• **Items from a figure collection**
+---+

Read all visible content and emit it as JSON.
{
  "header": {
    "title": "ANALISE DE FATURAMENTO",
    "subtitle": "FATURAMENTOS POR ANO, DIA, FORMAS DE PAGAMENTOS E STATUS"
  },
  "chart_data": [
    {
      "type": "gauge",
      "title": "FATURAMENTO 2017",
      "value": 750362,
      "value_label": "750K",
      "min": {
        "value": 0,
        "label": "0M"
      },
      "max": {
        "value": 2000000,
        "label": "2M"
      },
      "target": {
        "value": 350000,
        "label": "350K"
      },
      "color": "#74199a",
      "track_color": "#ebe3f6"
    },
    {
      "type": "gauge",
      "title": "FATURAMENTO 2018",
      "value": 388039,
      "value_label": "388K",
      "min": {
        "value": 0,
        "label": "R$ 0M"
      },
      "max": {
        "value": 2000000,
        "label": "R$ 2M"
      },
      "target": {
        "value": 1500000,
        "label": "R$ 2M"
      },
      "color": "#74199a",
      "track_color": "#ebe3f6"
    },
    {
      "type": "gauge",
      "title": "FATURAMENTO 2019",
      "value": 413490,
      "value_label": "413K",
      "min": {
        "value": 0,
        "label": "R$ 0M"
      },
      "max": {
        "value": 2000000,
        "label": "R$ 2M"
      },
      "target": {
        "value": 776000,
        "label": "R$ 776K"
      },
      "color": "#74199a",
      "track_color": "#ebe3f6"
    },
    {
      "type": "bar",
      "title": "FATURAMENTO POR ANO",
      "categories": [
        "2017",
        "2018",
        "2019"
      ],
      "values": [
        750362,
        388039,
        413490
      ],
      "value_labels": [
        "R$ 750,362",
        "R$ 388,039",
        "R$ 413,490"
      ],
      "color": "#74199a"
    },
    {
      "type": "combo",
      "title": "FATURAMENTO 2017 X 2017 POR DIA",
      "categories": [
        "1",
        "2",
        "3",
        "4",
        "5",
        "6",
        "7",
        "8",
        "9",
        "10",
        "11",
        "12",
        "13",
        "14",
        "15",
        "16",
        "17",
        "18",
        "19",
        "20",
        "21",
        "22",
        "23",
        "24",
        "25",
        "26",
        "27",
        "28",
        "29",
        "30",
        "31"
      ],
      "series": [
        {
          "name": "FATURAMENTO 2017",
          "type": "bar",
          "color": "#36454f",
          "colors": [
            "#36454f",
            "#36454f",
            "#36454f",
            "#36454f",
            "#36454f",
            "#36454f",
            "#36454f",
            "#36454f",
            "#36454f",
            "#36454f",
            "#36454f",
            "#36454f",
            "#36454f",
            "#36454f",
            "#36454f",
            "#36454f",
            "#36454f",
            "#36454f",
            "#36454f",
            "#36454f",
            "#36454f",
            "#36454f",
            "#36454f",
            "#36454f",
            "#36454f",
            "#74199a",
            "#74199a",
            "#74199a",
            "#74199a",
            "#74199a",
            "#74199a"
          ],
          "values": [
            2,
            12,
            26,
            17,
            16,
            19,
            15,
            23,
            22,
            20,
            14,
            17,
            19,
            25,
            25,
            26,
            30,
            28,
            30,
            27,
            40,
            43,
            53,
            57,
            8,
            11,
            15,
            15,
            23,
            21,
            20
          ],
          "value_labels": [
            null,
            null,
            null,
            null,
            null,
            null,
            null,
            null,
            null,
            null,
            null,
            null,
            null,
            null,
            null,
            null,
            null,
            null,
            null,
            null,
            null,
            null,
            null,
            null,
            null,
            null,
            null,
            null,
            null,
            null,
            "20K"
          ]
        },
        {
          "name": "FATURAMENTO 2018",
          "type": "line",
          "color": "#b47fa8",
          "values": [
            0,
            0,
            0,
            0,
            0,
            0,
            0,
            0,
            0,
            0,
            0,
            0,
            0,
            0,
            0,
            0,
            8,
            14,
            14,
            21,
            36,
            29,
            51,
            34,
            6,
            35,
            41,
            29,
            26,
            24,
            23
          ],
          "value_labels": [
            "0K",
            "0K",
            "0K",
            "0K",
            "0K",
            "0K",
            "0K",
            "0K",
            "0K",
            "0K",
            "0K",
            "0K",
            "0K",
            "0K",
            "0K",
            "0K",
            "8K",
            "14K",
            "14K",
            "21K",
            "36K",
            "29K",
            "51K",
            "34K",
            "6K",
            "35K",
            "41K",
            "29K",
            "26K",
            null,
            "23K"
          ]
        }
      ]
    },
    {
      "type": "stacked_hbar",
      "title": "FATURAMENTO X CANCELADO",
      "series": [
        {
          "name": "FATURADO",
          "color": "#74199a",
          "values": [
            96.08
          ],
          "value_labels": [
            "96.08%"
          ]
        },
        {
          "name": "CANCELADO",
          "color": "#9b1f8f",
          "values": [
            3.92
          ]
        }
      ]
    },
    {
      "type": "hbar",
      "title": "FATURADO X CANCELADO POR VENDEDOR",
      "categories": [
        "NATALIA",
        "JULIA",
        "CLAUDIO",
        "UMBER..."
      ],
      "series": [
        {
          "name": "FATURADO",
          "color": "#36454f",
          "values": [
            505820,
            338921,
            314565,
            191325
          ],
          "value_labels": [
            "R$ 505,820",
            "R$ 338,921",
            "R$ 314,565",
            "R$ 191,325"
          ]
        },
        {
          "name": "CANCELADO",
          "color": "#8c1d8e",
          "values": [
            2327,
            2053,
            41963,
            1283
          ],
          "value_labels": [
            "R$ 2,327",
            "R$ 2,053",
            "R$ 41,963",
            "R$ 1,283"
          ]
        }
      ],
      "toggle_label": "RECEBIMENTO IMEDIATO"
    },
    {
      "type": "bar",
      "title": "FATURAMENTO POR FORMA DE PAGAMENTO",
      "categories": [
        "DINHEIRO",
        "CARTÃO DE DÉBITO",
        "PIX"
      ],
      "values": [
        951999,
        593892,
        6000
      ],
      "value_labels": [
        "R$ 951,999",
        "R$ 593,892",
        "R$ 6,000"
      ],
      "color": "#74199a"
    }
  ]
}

+---+

• **GIVEN EXERCISE**
Transcribe the material exactly as it reads.

• **WRITTEN RESPONSE**
Read all visible content and emit it as JSON.
{
  "header": {
    "title": "ANALISE DE FATURAMENTO",
    "subtitle": "FATURAMENTOS POR ANO, DIA, FORMAS DE PAGAMENTOS E STATUS"
  },
  "chart_data": [
    {
      "type": "gauge",
      "title": "FATURAMENTO 2017",
      "value": 750362,
      "value_label": "750K",
      "min": {
        "value": 0,
        "label": "0M"
      },
      "max": {
        "value": 2000000,
        "label": "2M"
      },
      "target": {
        "value": 350000,
        "label": "350K"
      },
      "color": "#74199a",
      "track_color": "#ebe3f6"
    },
    {
      "type": "gauge",
      "title": "FATURAMENTO 2018",
      "value": 388039,
      "value_label": "388K",
      "min": {
        "value": 0,
        "label": "R$ 0M"
      },
      "max": {
        "value": 2000000,
        "label": "R$ 2M"
      },
      "target": {
        "value": 1500000,
        "label": "R$ 2M"
      },
      "color": "#74199a",
      "track_color": "#ebe3f6"
    },
    {
      "type": "gauge",
      "title": "FATURAMENTO 2019",
      "value": 413490,
      "value_label": "413K",
      "min": {
        "value": 0,
        "label": "R$ 0M"
      },
      "max": {
        "value": 2000000,
        "label": "R$ 2M"
      },
      "target": {
        "value": 776000,
        "label": "R$ 776K"
      },
      "color": "#74199a",
      "track_color": "#ebe3f6"
    },
    {
      "type": "bar",
      "title": "FATURAMENTO POR ANO",
      "categories": [
        "2017",
        "2018",
        "2019"
      ],
      "values": [
        750362,
        388039,
        413490
      ],
      "value_labels": [
        "R$ 750,362",
        "R$ 388,039",
        "R$ 413,490"
      ],
      "color": "#74199a"
    },
    {
      "type": "combo",
      "title": "FATURAMENTO 2017 X 2017 POR DIA",
      "categories": [
        "1",
        "2",
        "3",
        "4",
        "5",
        "6",
        "7",
        "8",
        "9",
        "10",
        "11",
        "12",
        "13",
        "14",
        "15",
        "16",
        "17",
        "18",
        "19",
        "20",
        "21",
        "22",
        "23",
        "24",
        "25",
        "26",
        "27",
        "28",
        "29",
        "30",
        "31"
      ],
      "series": [
        {
          "name": "FATURAMENTO 2017",
          "type": "bar",
          "color": "#36454f",
          "colors": [
            "#36454f",
            "#36454f",
            "#36454f",
            "#36454f",
            "#36454f",
            "#36454f",
            "#36454f",
            "#36454f",
            "#36454f",
            "#36454f",
            "#36454f",
            "#36454f",
            "#36454f",
            "#36454f",
            "#36454f",
            "#36454f",
            "#36454f",
            "#36454f",
            "#36454f",
            "#36454f",
            "#36454f",
            "#36454f",
            "#36454f",
            "#36454f",
            "#36454f",
            "#74199a",
            "#74199a",
            "#74199a",
            "#74199a",
            "#74199a",
            "#74199a"
          ],
          "values": [
            2,
            12,
            26,
            17,
            16,
            19,
            15,
            23,
            22,
            20,
            14,
            17,
            19,
            25,
            25,
            26,
            30,
            28,
            30,
            27,
            40,
            43,
            53,
            57,
            8,
            11,
            15,
            15,
            23,
            21,
            20
          ],
          "value_labels": [
            null,
            null,
            null,
            null,
            null,
            null,
            null,
            null,
            null,
            null,
            null,
            null,
            null,
            null,
            null,
            null,
            null,
            null,
            null,
            null,
            null,
            null,
            null,
            null,
            null,
            null,
            null,
            null,
            null,
            null,
            "20K"
          ]
        },
        {
          "name": "FATURAMENTO 2018",
          "type": "line",
          "color": "#b47fa8",
          "values": [
            0,
            0,
            0,
            0,
            0,
            0,
            0,
            0,
            0,
            0,
            0,
            0,
            0,
            0,
            0,
            0,
            8,
            14,
            14,
            21,
            36,
            29,
            51,
            34,
            6,
            35,
            41,
            29,
            26,
            24,
            23
          ],
          "value_labels": [
            "0K",
            "0K",
            "0K",
            "0K",
            "0K",
            "0K",
            "0K",
            "0K",
            "0K",
            "0K",
            "0K",
            "0K",
            "0K",
            "0K",
            "0K",
            "0K",
            "8K",
            "14K",
            "14K",
            "21K",
            "36K",
            "29K",
            "51K",
            "34K",
            "6K",
            "35K",
            "41K",
            "29K",
            "26K",
            null,
            "23K"
          ]
        }
      ]
    },
    {
      "type": "stacked_hbar",
      "title": "FATURAMENTO X CANCELADO",
      "series": [
        {
          "name": "FATURADO",
          "color": "#74199a",
          "values": [
            96.08
          ],
          "value_labels": [
            "96.08%"
          ]
        },
        {
          "name": "CANCELADO",
          "color": "#9b1f8f",
          "values": [
            3.92
          ]
        }
      ]
    },
    {
      "type": "hbar",
      "title": "FATURADO X CANCELADO POR VENDEDOR",
      "categories": [
        "NATALIA",
        "JULIA",
        "CLAUDIO",
        "UMBER..."
      ],
      "series": [
        {
          "name": "FATURADO",
          "color": "#36454f",
          "values": [
            505820,
            338921,
            314565,
            191325
          ],
          "value_labels": [
            "R$ 505,820",
            "R$ 338,921",
            "R$ 314,565",
            "R$ 191,325"
          ]
        },
        {
          "name": "CANCELADO",
          "color": "#8c1d8e",
          "values": [
            2327,
            2053,
            41963,
            1283
          ],
          "value_labels": [
            "R$ 2,327",
            "R$ 2,053",
            "R$ 41,963",
            "R$ 1,283"
          ]
        }
      ],
      "toggle_label": "RECEBIMENTO IMEDIATO"
    },
    {
      "type": "bar",
      "title": "FATURAMENTO POR FORMA DE PAGAMENTO",
      "categories": [
        "DINHEIRO",
        "CARTÃO DE DÉBITO",
        "PIX"
      ],
      "values": [
        951999,
        593892,
        6000
      ],
      "value_labels": [
        "R$ 951,999",
        "R$ 593,892",
        "R$ 6,000"
      ],
      "color": "#74199a"
    }
  ]
}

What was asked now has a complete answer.